* [Goal]
Below are the records; pull every line that includes "November".

-- start --

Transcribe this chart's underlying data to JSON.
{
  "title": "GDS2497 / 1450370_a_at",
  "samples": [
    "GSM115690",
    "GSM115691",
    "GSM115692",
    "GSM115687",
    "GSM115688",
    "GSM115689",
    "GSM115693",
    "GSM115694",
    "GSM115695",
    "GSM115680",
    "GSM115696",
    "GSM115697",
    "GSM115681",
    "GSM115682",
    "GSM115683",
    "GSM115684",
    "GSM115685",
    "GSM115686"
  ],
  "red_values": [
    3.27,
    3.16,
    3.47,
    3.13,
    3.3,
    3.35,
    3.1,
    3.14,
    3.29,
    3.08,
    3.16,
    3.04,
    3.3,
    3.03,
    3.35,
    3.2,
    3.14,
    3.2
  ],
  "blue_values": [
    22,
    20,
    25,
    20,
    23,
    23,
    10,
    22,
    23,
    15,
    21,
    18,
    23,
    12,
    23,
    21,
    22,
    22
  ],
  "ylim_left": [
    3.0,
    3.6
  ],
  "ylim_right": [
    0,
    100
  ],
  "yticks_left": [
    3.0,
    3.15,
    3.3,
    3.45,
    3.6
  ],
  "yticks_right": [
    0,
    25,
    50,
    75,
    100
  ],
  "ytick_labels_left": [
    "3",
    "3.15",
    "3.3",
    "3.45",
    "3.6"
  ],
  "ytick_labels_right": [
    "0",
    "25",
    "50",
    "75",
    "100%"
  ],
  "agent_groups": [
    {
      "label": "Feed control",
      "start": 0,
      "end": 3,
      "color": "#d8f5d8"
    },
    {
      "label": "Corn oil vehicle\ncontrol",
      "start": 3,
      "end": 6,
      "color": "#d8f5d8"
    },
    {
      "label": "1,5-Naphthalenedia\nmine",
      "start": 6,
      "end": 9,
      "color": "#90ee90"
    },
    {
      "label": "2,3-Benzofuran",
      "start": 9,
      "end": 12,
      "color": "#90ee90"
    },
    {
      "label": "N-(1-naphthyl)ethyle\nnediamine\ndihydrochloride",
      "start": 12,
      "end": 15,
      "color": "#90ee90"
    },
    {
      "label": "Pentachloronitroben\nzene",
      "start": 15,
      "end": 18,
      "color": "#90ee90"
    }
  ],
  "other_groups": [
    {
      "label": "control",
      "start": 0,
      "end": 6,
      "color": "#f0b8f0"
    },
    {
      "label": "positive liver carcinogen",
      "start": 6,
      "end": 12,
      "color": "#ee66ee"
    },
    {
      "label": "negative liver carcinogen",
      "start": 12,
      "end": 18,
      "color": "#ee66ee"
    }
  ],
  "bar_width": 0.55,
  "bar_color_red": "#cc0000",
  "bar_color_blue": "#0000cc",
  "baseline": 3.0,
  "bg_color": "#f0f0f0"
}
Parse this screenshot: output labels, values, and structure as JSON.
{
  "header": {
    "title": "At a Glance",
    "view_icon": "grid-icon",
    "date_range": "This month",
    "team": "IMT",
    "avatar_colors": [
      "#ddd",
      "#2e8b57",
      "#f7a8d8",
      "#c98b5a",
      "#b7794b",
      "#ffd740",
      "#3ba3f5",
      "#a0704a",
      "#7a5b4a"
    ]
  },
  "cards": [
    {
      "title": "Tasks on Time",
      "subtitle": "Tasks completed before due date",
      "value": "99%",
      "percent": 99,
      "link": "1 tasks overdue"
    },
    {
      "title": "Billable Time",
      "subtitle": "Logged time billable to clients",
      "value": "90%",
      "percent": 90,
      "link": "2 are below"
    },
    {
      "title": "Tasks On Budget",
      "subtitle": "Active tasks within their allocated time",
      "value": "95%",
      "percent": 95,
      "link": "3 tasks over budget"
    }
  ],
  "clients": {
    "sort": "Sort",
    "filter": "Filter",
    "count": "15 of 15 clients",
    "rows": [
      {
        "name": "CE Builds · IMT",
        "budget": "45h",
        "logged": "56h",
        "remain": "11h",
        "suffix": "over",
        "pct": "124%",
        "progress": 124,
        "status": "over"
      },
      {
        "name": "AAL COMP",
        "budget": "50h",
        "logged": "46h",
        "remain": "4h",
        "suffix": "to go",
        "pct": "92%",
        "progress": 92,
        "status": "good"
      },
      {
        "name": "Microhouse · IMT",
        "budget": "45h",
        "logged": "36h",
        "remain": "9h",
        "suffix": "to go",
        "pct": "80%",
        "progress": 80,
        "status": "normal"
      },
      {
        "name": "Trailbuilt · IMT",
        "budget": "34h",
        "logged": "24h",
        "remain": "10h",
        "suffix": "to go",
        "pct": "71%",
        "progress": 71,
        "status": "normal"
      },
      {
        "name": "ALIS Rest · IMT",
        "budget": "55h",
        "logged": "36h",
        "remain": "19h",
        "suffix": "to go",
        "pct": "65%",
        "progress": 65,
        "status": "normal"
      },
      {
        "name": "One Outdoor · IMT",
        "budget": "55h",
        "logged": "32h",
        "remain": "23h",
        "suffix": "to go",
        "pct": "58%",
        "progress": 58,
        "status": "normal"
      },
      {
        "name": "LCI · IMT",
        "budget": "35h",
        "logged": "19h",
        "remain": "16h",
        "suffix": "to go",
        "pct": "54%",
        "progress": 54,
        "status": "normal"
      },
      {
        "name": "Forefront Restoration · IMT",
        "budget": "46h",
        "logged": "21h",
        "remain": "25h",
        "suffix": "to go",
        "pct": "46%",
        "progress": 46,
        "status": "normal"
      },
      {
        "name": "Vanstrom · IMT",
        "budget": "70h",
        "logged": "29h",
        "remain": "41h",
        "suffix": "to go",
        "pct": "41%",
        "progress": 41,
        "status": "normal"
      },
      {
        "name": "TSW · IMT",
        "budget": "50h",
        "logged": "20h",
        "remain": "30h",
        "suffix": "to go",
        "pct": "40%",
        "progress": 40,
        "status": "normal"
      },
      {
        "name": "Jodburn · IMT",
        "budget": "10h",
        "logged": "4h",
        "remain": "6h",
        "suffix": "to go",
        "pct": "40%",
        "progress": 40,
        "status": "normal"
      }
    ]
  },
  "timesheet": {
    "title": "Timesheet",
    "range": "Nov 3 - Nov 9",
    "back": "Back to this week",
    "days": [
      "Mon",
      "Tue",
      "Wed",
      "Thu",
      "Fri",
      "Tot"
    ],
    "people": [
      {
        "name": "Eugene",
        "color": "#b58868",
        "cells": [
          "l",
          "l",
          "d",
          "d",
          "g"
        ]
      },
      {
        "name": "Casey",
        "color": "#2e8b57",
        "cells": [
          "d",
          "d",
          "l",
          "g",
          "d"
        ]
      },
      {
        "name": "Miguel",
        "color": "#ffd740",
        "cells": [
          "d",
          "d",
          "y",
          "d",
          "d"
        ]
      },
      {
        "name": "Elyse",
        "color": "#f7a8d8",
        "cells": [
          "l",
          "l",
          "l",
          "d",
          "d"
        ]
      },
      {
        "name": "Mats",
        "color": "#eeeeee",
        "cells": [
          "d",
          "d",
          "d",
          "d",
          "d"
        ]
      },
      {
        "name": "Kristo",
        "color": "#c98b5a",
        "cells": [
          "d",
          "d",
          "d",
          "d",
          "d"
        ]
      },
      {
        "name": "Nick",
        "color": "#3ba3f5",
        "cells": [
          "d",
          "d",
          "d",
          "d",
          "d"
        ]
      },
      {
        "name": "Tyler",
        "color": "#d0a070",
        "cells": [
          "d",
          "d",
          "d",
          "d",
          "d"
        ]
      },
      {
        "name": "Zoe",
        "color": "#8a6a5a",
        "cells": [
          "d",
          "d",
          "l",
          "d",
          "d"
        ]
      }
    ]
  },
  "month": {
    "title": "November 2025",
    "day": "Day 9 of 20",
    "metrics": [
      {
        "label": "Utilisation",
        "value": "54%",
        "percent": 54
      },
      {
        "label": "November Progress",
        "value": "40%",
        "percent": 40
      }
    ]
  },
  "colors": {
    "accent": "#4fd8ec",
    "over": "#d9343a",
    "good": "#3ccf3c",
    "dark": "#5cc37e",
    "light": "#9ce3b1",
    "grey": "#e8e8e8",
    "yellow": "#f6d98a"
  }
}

-- end --

* [Answer to the problem]
    "title": "November 2025",
        "label": "November Progress",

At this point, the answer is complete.